§ GIVEN REQUEST 1: Reproduce verbatim the passage of the eBay governance article that opens with the words "Court records revealed" and closes with "enhanced compliance monitoring.".

§ EXTRACT PROVIDED:
- - -

After Cyberstalking Settlement, eBay Quietly Rewrites Board Oversight Rules
One day after eBay quietly settled the cyberstalking lawsuit brought by journalists Ina and David Steiner, the company’s board adopted new charters for every major board committee: Audit, Risk, Technology, Compensation and Human Capital, and Corporate Governance and Nominating.
The timing may be coincidental, but it also raises a broader question. After years of telling regulators and investors that it has rebuilt its culture in the wake of the 2019 scandal, do these governance updates represent real change or minimum viable compliance box-checking needed to move past the crisis?
The corporate plot targeted the Steiners for their reporting on eBay at EcommerceBytes while seeking to identify an anonymous source and commenter who went by the name Fidomaster/unsuckEBAY on Twitter.
Court records revealed details of a harassment campaign carried out by eBay security personnel led by Senior Security Director Jim Baugh, including threatening messages, disturbing deliveries, doxxing, in-person surveillance and an attempted break-in at the couple’s home.
Baugh and six other employees ultimately pleaded guilty. In 2024, eBay entered a deferred prosecution agreement admitting to six felony offenses, paying a $3 million fine and agreeing to three years of enhanced compliance monitoring.
That payment went to the U.S. Treasury, leaving the Steiners to pursue compensation through a civil lawsuit filed in 2021 against the criminal defendants, eBay, former CEO Devin Wenig, former Chief Communications Officer Steve Wymer and former SVP of Global Operations Wendy Jones.
The trial was scheduled to begin March 2, 2026, but the case settled with undisclosed terms on February 25, leaving broader governance and compliance questions unresolved.

The updated board committee charters all share a similar basic framework:
Each committee “assists the Board in fulfilling its oversight responsibilities” for a defined slice of the risk pie and meets “as often as [it] deems appropriate and as required under applicable law,” with authority to bring in outside advisors. Minutes go to all directors, committees periodically update the full board and flag significant issues to one another, and each runs an annual self-evaluation with recommended charter changes.

- - -

§ GIVEN RECORDS:
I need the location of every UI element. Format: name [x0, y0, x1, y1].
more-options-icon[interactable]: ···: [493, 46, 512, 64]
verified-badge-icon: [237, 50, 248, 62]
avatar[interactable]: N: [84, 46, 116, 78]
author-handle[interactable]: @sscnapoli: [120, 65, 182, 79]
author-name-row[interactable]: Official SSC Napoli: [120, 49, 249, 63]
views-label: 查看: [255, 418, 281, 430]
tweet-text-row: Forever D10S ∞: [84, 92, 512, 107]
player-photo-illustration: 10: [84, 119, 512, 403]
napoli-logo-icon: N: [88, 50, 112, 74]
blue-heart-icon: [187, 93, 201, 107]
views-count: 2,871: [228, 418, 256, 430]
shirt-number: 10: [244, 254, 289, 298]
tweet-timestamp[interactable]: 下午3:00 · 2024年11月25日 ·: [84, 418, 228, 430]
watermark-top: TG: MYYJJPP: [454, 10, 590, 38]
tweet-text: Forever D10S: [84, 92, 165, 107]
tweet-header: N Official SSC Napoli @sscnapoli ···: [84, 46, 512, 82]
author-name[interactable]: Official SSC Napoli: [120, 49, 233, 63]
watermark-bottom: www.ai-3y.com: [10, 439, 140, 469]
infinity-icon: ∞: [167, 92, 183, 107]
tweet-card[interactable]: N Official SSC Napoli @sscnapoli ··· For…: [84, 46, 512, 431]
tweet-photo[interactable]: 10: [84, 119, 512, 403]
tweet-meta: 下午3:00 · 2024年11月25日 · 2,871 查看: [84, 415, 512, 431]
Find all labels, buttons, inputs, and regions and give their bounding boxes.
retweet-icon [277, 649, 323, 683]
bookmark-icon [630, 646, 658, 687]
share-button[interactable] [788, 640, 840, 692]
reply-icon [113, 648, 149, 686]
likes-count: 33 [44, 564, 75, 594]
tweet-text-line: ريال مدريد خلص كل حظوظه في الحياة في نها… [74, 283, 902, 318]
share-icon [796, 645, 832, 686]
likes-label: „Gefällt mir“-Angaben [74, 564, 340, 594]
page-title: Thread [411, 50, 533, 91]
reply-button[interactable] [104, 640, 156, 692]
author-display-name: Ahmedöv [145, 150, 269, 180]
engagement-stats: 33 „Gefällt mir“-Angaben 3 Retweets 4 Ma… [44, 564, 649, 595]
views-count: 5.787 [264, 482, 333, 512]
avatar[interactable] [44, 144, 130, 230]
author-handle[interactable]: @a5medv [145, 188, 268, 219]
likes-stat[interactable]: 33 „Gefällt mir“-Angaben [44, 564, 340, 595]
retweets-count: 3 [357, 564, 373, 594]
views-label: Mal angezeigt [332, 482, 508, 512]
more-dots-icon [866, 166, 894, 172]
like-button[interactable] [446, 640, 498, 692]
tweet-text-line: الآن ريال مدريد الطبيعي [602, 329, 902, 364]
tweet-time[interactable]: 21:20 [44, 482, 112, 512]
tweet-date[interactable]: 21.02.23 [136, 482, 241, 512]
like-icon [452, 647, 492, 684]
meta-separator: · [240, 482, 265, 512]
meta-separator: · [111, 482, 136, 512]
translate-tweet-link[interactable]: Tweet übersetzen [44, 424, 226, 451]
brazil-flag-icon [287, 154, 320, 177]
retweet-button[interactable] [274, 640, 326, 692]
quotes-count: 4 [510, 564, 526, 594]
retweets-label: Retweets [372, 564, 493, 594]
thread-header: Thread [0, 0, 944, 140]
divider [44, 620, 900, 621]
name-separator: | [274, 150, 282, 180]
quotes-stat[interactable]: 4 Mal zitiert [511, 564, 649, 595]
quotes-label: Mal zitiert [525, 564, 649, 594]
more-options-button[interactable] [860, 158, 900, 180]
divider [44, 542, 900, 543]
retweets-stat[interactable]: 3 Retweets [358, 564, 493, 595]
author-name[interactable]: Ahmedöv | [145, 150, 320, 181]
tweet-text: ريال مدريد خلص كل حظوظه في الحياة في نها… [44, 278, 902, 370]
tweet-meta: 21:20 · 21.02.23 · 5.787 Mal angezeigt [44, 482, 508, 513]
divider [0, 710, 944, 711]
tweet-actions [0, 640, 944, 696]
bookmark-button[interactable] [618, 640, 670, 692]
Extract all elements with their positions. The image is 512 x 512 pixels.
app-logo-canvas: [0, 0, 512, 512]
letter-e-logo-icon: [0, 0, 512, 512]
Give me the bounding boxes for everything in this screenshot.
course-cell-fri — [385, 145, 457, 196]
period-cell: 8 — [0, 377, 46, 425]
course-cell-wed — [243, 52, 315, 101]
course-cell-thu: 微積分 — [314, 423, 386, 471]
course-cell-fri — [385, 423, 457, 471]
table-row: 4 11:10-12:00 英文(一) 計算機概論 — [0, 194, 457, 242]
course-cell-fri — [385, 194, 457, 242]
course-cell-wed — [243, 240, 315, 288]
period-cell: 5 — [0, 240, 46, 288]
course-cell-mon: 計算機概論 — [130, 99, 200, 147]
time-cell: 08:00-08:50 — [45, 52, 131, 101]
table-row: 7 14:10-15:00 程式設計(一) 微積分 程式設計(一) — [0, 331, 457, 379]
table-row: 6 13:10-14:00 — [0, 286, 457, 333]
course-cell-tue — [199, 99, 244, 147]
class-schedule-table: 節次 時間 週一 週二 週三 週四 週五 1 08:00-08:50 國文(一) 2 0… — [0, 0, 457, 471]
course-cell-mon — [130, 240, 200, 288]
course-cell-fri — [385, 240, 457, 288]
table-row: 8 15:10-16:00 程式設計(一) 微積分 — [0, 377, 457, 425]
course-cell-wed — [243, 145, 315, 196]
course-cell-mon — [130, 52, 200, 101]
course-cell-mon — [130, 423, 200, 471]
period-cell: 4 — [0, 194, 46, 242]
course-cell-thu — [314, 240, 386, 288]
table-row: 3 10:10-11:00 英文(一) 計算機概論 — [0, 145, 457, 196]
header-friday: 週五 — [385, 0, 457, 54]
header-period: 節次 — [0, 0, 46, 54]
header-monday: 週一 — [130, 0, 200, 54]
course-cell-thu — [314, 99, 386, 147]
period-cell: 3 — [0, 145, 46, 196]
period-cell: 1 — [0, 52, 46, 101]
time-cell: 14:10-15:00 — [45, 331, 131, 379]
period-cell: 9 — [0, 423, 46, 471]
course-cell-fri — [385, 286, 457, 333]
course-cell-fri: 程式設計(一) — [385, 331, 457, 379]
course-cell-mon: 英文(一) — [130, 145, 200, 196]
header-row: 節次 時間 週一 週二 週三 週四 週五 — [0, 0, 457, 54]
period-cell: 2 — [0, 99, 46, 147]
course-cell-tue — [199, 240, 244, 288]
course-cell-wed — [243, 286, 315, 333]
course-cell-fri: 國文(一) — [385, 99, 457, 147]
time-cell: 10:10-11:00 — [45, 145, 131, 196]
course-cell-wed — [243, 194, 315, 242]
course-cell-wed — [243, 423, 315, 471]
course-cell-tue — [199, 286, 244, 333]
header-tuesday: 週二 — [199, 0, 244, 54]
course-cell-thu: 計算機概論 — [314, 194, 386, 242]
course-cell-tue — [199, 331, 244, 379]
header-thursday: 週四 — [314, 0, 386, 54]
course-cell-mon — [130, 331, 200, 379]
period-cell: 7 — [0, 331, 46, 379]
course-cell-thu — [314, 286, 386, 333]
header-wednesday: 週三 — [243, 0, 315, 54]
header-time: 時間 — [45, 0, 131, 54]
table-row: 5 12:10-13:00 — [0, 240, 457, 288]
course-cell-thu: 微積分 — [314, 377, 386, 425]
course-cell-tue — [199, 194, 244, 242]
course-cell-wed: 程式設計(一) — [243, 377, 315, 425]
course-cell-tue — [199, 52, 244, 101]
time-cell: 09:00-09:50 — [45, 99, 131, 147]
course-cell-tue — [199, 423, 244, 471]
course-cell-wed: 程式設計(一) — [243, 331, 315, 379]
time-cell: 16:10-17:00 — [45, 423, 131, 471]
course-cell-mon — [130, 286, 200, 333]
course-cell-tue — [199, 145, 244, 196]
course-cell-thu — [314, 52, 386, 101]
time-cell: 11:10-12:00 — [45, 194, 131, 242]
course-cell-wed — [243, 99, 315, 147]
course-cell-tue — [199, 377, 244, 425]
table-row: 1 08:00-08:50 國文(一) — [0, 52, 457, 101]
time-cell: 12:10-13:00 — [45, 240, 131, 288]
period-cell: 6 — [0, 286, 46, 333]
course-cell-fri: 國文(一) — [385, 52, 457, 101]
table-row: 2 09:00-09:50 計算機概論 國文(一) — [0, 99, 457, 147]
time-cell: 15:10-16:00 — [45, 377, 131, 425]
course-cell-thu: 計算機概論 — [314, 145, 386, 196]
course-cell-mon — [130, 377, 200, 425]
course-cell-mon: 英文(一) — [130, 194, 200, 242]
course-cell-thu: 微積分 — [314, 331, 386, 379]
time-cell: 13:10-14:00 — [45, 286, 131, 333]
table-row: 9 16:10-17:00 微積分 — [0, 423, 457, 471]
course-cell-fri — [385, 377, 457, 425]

- - -

§ GIVEN REQUEST 2: Quote the records from their first line through the line containing "views-label: 查看: [255, 418, 281, 430]", including both of those lines and nothing else.

§ RESULT 1:
Court records revealed details of a harassment campaign carried out by eBay security personnel led by Senior Security Director Jim Baugh, including threatening messages, disturbing deliveries, doxxing, in-person surveillance and an attempted break-in at the couple’s home.
Baugh and six other employees ultimately pleaded guilty. In 2024, eBay entered a deferred prosecution agreement admitting to six felony offenses, paying a $3 million fine and agreeing to three years of enhanced compliance monitoring.

§ RESULT 2:
I need the location of every UI element. Format: name [x0, y0, x1, y1].
more-options-icon[interactable]: ···: [493, 46, 512, 64]
verified-badge-icon: [237, 50, 248, 62]
avatar[interactable]: N: [84, 46, 116, 78]
author-handle[interactable]: @sscnapoli: [120, 65, 182, 79]
author-name-row[interactable]: Official SSC Napoli: [120, 49, 249, 63]
views-label: 查看: [255, 418, 281, 430]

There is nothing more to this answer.